● **Task prompt**
Count how many lines of the material below have the word "which" and give only the number.

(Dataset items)
##########

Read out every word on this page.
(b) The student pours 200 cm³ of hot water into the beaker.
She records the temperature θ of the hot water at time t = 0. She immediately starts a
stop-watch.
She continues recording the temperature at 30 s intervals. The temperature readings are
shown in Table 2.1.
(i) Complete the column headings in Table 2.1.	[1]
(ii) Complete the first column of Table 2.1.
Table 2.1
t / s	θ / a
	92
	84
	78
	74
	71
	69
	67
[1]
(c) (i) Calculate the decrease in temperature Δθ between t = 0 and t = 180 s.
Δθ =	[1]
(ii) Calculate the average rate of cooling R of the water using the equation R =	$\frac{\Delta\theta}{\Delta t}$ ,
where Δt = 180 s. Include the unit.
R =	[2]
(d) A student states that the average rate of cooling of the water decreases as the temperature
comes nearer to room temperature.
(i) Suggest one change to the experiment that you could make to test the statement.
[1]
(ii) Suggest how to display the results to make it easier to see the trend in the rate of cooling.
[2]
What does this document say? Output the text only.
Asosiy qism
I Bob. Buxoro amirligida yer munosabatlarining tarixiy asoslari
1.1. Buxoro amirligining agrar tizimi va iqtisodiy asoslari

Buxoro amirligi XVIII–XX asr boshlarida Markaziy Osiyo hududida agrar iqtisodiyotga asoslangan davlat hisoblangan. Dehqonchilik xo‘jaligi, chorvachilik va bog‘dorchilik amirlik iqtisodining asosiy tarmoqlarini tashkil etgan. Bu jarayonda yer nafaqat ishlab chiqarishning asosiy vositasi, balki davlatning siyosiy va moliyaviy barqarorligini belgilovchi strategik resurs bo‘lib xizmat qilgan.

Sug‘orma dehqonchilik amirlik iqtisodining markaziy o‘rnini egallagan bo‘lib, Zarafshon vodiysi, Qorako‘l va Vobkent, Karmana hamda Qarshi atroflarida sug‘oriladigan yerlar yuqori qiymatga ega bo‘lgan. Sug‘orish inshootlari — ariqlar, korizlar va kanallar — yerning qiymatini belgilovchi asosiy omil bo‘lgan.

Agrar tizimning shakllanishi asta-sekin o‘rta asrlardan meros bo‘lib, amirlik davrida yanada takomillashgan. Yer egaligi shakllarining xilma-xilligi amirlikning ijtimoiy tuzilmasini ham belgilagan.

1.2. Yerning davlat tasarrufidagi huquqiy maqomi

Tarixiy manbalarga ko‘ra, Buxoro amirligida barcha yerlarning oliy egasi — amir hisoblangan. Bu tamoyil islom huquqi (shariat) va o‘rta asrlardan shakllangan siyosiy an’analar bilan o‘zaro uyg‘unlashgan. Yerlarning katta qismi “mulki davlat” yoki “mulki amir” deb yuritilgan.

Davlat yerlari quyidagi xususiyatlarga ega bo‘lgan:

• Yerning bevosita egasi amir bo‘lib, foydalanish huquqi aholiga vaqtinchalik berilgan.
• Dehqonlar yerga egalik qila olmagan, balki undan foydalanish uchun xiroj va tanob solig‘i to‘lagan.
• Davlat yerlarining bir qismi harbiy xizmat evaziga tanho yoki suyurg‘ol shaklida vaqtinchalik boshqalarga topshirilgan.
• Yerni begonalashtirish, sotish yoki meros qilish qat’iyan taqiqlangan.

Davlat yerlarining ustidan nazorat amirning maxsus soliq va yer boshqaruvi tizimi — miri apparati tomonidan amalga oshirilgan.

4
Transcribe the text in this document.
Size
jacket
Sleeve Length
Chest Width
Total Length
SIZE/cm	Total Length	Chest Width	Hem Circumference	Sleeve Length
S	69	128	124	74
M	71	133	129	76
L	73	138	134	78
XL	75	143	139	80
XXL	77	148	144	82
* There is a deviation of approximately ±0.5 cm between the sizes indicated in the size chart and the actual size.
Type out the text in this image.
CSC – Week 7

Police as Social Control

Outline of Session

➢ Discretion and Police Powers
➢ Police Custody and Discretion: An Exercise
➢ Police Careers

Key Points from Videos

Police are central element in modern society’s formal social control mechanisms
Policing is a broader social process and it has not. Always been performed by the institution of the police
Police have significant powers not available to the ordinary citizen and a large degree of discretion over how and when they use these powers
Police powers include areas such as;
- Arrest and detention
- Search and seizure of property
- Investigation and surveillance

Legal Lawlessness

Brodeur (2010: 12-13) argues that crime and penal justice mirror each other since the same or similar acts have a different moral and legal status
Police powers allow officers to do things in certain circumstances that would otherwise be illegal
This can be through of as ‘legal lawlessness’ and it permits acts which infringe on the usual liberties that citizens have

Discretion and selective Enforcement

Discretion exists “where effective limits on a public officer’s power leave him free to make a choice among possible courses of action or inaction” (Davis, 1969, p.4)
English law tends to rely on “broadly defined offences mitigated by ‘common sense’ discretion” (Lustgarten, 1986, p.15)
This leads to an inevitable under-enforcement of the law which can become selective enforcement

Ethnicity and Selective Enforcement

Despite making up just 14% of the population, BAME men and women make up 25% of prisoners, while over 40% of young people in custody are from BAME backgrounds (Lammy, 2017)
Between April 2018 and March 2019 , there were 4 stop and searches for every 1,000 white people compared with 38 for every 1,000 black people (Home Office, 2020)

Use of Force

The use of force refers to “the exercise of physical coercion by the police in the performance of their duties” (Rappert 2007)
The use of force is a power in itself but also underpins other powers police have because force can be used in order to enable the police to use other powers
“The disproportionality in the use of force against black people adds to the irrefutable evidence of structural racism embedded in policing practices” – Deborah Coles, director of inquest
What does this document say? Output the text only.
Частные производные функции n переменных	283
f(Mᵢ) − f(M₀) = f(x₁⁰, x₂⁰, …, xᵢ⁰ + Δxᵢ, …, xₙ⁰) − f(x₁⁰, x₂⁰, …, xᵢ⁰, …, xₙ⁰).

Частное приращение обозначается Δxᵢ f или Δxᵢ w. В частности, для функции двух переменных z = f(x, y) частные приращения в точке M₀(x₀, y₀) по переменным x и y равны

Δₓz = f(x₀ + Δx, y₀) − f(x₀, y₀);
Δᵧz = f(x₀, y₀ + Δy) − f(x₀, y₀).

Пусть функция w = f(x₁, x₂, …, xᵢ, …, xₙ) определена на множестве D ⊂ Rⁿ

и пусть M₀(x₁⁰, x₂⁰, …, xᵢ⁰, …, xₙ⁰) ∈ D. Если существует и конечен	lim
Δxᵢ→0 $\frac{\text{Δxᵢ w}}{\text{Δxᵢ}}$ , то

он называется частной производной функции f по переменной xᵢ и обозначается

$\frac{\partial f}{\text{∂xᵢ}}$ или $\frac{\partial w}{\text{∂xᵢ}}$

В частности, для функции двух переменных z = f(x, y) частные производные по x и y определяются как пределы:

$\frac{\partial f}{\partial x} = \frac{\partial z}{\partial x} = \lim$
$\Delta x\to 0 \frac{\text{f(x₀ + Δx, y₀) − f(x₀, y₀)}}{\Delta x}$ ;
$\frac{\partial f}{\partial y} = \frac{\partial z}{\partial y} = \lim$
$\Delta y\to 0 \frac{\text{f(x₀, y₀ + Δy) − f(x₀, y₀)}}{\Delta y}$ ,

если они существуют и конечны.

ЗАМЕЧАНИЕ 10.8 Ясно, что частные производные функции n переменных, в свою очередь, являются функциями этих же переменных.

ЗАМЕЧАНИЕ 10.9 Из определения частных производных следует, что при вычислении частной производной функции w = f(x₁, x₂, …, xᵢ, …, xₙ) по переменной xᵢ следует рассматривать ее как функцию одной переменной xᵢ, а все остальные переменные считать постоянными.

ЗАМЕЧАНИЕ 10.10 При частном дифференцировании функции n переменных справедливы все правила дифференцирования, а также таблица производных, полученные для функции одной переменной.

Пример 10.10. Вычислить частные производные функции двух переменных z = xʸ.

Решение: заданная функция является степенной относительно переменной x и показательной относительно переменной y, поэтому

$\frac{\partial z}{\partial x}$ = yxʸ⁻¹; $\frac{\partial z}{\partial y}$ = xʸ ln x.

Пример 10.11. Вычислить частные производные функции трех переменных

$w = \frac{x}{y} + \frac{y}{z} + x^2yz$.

##########

● **The solution**
2